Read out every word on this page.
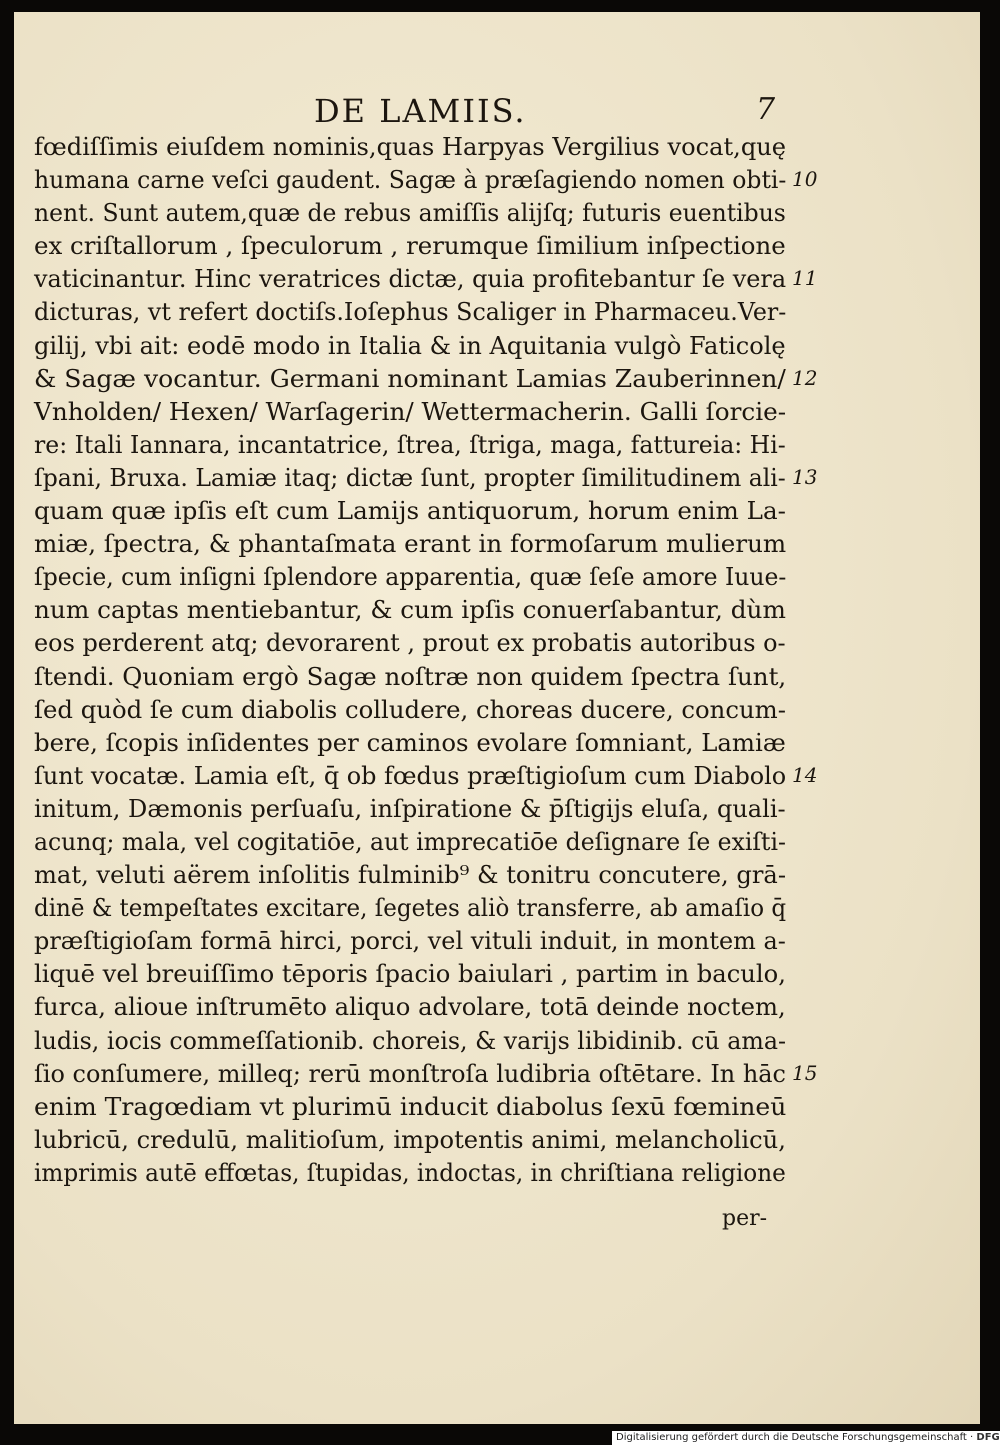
DE LAMIIS.	7
fœdiſſimis eiuſdem nominis,quas Harpyas Vergilius vocat,quę
humana carne veſci gaudent. Sagæ à præſagiendo nomen obti- 10
nent. Sunt autem,quæ de rebus amiſſis alijſq; futuris euentibus
ex criſtallorum , ſpeculorum , rerumque ſimilium inſpectione
vaticinantur. Hinc veratrices dictæ, quia profitebantur ſe vera 11
dicturas, vt refert doctiſs.Ioſephus Scaliger in Pharmaceu.Ver-
gilij, vbi ait: eodē modo in Italia & in Aquitania vulgò Faticolę
& Sagæ vocantur. Germani nominant Lamias Zauberinnen/ 12
Vnholden/ Hexen/ Warſagerin/ Wettermacherin. Galli ſorcie-
re: Itali Iannara, incantatrice, ſtrea, ſtriga, maga, fattureia: Hi-
ſpani, Bruxa. Lamiæ itaq; dictæ ſunt, propter ſimilitudinem ali- 13
quam quæ ipſis eſt cum Lamijs antiquorum, horum enim La-
miæ, ſpectra, & phantaſmata erant in formoſarum mulierum
ſpecie, cum inſigni ſplendore apparentia, quæ ſeſe amore Iuue-
num captas mentiebantur, & cum ipſis conuerſabantur, dùm
eos perderent atq; devorarent , prout ex probatis autoribus o-
ſtendi. Quoniam ergò Sagæ noſtræ non quidem ſpectra ſunt,
ſed quòd ſe cum diabolis colludere, choreas ducere, concum-
bere, ſcopis inſidentes per caminos evolare ſomniant, Lamiæ
ſunt vocatæ. Lamia eſt, q̄ ob fœdus præſtigioſum cum Diabolo 14
initum, Dæmonis perſuaſu, inſpiratione & p̄ſtigijs eluſa, quali-
acunq; mala, vel cogitatiōe, aut imprecatiōe deſignare ſe exiſti-
mat, veluti aërem inſolitis fulminib⁹ & tonitru concutere, grā-
dinē & tempeſtates excitare, ſegetes aliò transferre, ab amaſio q̄
præſtigioſam formā hirci, porci, vel vituli induit, in montem a-
liquē vel breuiſſimo tēporis ſpacio baiulari , partim in baculo,
furca, alioue inſtrumēto aliquo advolare, totā deinde noctem,
ludis, iocis commeſſationib. choreis, & varijs libidinib. cū ama-
ſio conſumere, milleq; rerū monſtroſa ludibria oſtētare. In hāc 15
enim Tragœdiam vt plurimū inducit diabolus ſexū fœmineū
lubricū, credulū, malitioſum, impotentis animi, melancholicū,
imprimis autē effœtas, ſtupidas, indoctas, in chriſtiana religione
per-
Digitalisierung gefördert durch die Deutsche Forschungsgemeinschaft · DFG
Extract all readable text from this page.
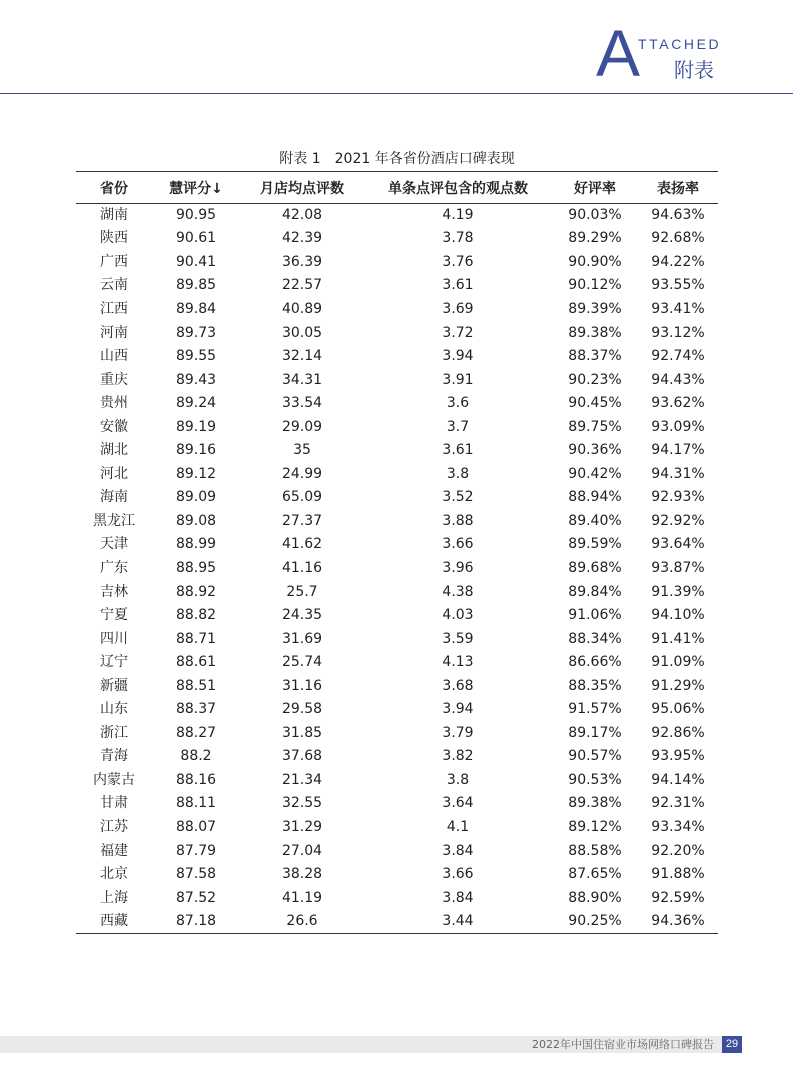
A
TTACHED
附表
附表 1　2021 年各省份酒店口碑表现
省份	慧评分↓	月店均点评数	单条点评包含的观点数	好评率	表扬率
湖南	90.95	42.08	4.19	90.03%	94.63%
陕西	90.61	42.39	3.78	89.29%	92.68%
广西	90.41	36.39	3.76	90.90%	94.22%
云南	89.85	22.57	3.61	90.12%	93.55%
江西	89.84	40.89	3.69	89.39%	93.41%
河南	89.73	30.05	3.72	89.38%	93.12%
山西	89.55	32.14	3.94	88.37%	92.74%
重庆	89.43	34.31	3.91	90.23%	94.43%
贵州	89.24	33.54	3.6	90.45%	93.62%
安徽	89.19	29.09	3.7	89.75%	93.09%
湖北	89.16	35	3.61	90.36%	94.17%
河北	89.12	24.99	3.8	90.42%	94.31%
海南	89.09	65.09	3.52	88.94%	92.93%
黑龙江	89.08	27.37	3.88	89.40%	92.92%
天津	88.99	41.62	3.66	89.59%	93.64%
广东	88.95	41.16	3.96	89.68%	93.87%
吉林	88.92	25.7	4.38	89.84%	91.39%
宁夏	88.82	24.35	4.03	91.06%	94.10%
四川	88.71	31.69	3.59	88.34%	91.41%
辽宁	88.61	25.74	4.13	86.66%	91.09%
新疆	88.51	31.16	3.68	88.35%	91.29%
山东	88.37	29.58	3.94	91.57%	95.06%
浙江	88.27	31.85	3.79	89.17%	92.86%
青海	88.2	37.68	3.82	90.57%	93.95%
内蒙古	88.16	21.34	3.8	90.53%	94.14%
甘肃	88.11	32.55	3.64	89.38%	92.31%
江苏	88.07	31.29	4.1	89.12%	93.34%
福建	87.79	27.04	3.84	88.58%	92.20%
北京	87.58	38.28	3.66	87.65%	91.88%
上海	87.52	41.19	3.84	88.90%	92.59%
西藏	87.18	26.6	3.44	90.25%	94.36%
2022年中国住宿业市场网络口碑报告	29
----------
> _Problem statement_:
Copy, from the material above, each line in which the string "this" occurs.

> _Result of the exercise_:
Read out every word on this page.
Extract all readable text from this page.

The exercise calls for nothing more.